* [Instructions to follow] Copy all lines that contain the word "xlabel".

Extracts from a graphics dataset:
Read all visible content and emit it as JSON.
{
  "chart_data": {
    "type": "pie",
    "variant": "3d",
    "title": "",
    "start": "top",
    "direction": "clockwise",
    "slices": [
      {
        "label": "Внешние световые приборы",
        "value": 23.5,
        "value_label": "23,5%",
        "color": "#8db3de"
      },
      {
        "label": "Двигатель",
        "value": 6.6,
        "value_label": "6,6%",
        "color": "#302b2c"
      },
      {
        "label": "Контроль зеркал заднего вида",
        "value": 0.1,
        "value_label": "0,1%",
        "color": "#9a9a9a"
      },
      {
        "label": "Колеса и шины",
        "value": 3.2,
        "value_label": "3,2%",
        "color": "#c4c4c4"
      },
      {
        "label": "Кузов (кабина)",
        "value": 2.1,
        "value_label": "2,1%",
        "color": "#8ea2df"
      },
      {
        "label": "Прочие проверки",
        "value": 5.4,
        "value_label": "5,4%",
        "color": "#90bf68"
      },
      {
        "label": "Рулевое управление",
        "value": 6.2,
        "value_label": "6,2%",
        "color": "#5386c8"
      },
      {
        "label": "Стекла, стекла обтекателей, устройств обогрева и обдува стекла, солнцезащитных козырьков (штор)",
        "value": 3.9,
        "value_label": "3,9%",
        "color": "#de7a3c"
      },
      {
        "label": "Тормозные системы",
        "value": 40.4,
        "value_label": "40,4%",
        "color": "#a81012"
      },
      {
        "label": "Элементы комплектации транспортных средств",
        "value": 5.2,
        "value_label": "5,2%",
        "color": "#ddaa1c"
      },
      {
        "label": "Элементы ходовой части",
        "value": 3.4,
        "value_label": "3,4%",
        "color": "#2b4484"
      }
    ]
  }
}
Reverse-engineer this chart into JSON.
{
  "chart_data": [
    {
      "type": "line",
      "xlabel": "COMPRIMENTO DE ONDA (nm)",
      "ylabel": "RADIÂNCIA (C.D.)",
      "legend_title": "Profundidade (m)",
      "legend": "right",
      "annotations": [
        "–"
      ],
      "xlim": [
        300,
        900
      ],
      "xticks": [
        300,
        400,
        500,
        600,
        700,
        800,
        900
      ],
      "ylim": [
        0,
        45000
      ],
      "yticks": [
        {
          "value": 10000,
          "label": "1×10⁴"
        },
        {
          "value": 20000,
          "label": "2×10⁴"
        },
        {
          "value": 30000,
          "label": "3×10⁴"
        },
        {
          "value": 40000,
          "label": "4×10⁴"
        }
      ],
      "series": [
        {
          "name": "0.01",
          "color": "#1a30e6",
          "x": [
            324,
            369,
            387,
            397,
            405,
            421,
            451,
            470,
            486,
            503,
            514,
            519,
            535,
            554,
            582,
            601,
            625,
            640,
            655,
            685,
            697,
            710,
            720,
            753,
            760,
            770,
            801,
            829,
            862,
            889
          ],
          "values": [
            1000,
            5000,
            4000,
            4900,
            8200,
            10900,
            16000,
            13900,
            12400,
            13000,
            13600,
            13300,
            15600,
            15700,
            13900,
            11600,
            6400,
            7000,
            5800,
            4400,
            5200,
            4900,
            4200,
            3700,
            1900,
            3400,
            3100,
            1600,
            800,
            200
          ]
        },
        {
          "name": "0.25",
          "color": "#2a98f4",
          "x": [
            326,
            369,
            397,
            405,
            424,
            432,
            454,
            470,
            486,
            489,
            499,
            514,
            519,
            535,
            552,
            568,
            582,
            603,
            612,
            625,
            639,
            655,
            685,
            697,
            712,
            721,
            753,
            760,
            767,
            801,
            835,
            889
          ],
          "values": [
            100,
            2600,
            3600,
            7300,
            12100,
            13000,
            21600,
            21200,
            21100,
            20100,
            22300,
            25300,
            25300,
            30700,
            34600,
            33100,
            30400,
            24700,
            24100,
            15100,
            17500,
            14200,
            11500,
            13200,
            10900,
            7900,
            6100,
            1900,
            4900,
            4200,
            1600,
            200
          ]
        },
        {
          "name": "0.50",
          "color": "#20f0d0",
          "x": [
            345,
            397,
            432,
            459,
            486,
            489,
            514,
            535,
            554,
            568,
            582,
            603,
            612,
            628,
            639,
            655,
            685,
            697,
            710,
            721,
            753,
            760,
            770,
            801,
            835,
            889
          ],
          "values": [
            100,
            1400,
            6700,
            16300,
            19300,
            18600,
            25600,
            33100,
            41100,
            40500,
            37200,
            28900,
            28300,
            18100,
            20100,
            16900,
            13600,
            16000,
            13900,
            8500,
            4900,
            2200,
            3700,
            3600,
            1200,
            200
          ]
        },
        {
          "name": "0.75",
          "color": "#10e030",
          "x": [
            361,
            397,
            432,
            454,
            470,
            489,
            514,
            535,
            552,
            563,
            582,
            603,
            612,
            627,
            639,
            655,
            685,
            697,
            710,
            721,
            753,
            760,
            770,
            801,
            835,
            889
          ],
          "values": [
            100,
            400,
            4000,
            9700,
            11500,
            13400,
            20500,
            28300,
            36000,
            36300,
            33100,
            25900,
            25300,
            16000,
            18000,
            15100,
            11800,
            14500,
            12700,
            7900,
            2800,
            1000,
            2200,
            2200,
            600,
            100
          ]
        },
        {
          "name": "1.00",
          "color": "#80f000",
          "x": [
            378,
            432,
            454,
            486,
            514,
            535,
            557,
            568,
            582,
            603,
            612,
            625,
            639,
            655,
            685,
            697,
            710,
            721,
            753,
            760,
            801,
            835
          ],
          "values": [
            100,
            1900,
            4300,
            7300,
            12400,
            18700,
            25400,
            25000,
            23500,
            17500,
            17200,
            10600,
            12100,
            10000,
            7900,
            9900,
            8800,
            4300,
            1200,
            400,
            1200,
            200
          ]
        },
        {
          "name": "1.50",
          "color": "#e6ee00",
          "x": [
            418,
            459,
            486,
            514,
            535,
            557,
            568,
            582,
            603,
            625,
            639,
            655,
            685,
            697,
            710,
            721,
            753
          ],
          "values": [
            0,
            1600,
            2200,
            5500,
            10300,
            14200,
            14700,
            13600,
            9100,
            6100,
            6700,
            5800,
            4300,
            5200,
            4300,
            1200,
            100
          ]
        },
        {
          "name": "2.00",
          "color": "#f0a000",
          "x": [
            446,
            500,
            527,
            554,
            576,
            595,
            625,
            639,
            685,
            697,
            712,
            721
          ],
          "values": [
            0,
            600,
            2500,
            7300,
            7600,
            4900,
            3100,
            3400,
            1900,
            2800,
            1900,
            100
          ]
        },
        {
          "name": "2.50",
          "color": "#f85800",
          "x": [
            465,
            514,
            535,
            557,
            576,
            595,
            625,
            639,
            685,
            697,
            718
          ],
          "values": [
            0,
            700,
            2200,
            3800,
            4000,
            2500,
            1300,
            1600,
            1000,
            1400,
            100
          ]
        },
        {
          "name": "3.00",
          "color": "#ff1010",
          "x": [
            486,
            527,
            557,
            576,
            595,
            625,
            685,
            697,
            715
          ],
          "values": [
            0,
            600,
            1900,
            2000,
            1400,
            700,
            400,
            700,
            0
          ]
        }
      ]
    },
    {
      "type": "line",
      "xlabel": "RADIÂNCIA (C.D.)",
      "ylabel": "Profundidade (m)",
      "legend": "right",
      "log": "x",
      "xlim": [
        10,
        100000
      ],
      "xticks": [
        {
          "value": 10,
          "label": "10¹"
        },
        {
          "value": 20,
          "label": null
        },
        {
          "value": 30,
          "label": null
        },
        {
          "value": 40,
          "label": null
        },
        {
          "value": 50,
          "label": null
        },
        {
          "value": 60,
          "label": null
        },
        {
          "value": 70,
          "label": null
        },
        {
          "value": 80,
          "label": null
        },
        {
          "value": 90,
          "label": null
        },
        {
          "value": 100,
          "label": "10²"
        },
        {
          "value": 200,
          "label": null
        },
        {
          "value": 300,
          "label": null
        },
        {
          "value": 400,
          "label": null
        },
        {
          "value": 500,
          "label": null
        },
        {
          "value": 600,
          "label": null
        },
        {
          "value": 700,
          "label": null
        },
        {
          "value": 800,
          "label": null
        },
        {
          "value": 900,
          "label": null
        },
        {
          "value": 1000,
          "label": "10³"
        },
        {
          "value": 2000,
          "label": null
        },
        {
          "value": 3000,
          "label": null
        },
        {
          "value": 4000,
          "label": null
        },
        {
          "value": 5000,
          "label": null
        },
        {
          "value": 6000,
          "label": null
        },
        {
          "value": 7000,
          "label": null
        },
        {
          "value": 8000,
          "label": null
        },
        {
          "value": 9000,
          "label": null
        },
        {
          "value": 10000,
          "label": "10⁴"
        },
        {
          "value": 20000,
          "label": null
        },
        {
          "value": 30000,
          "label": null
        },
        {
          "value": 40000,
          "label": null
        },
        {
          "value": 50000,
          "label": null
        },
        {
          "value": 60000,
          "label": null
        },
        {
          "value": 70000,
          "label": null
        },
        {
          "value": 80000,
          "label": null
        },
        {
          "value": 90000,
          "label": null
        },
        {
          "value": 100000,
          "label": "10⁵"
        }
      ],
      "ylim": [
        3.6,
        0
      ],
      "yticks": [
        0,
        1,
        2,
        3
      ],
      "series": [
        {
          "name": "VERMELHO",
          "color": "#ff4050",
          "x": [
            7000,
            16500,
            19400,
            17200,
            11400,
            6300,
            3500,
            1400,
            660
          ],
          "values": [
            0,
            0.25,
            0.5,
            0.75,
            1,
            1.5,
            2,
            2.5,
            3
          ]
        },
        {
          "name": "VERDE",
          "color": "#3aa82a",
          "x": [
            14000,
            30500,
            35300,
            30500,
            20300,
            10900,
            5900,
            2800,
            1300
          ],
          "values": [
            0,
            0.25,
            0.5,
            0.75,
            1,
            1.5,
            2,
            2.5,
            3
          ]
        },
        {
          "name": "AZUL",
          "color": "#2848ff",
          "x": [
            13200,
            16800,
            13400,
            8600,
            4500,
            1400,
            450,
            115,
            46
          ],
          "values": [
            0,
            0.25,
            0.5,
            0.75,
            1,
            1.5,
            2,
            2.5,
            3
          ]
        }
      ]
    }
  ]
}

* [Solution for this task]
      "xlabel": "COMPRIMENTO DE ONDA (nm)",
      "xlabel": "RADIÂNCIA (C.D.)",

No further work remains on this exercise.